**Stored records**
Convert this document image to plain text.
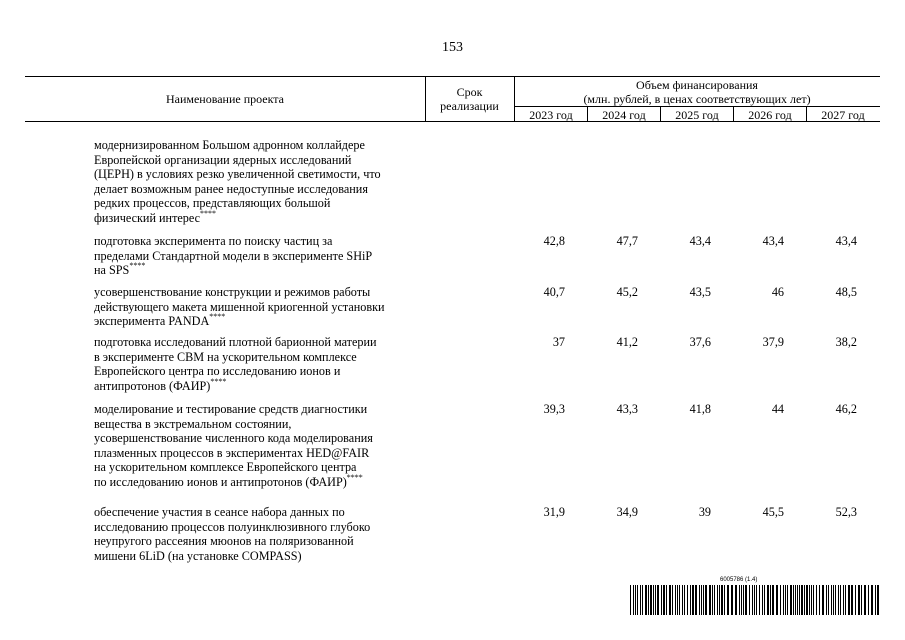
153
Наименование проекта	Срок
реализации
Объем финансирования
(млн. рублей, в ценах соответствующих лет)
2023 год	2024 год	2025 год	2026 год	2027 год
модернизированном Большом адронном коллайдере
Европейской организации ядерных исследований
(ЦЕРН) в условиях резко увеличенной светимости, что
делает возможным ранее недоступные исследования
редких процессов, представляющих большой
физический интерес****
подготовка эксперимента по поиску частиц за
пределами Стандартной модели в эксперименте SHiP
на SPS****
42,8	47,7	43,4	43,4	43,4
усовершенствование конструкции и режимов работы
действующего макета мишенной криогенной установки
эксперимента PANDA****
40,7	45,2	43,5	46	48,5
подготовка исследований плотной барионной материи
в эксперименте CBM на ускорительном комплексе
Европейского центра по исследованию ионов и
антипротонов (ФАИР)****
37	41,2	37,6	37,9	38,2
моделирование и тестирование средств диагностики
вещества в экстремальном состоянии,
усовершенствование численного кода моделирования
плазменных процессов в экспериментах HED@FAIR
на ускорительном комплексе Европейского центра
по исследованию ионов и антипротонов (ФАИР)****
39,3	43,3	41,8	44	46,2
обеспечение участия в сеансе набора данных по
исследованию процессов полуинклюзивного глубоко
неупругого рассеяния мюонов на поляризованной
мишени 6LiD (на установке COMPASS)
31,9	34,9	39	45,5	52,3
6005786 (1.4)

**Required task**
Leave out all pictures, then copy the remaining material exactly.

**Answer**
Convert this document image to plain text.
153
Наименование проекта	Срок
реализации
Объем финансирования
(млн. рублей, в ценах соответствующих лет)
2023 год	2024 год	2025 год	2026 год	2027 год
модернизированном Большом адронном коллайдере
Европейской организации ядерных исследований
(ЦЕРН) в условиях резко увеличенной светимости, что
делает возможным ранее недоступные исследования
редких процессов, представляющих большой
физический интерес****
подготовка эксперимента по поиску частиц за
пределами Стандартной модели в эксперименте SHiP
на SPS****
42,8	47,7	43,4	43,4	43,4
усовершенствование конструкции и режимов работы
действующего макета мишенной криогенной установки
эксперимента PANDA****
40,7	45,2	43,5	46	48,5
подготовка исследований плотной барионной материи
в эксперименте CBM на ускорительном комплексе
Европейского центра по исследованию ионов и
антипротонов (ФАИР)****
37	41,2	37,6	37,9	38,2
моделирование и тестирование средств диагностики
вещества в экстремальном состоянии,
усовершенствование численного кода моделирования
плазменных процессов в экспериментах HED@FAIR
на ускорительном комплексе Европейского центра
по исследованию ионов и антипротонов (ФАИР)****
39,3	43,3	41,8	44	46,2
обеспечение участия в сеансе набора данных по
исследованию процессов полуинклюзивного глубоко
неупругого рассеяния мюонов на поляризованной
мишени 6LiD (на установке COMPASS)
31,9	34,9	39	45,5	52,3
6005786 (1.4)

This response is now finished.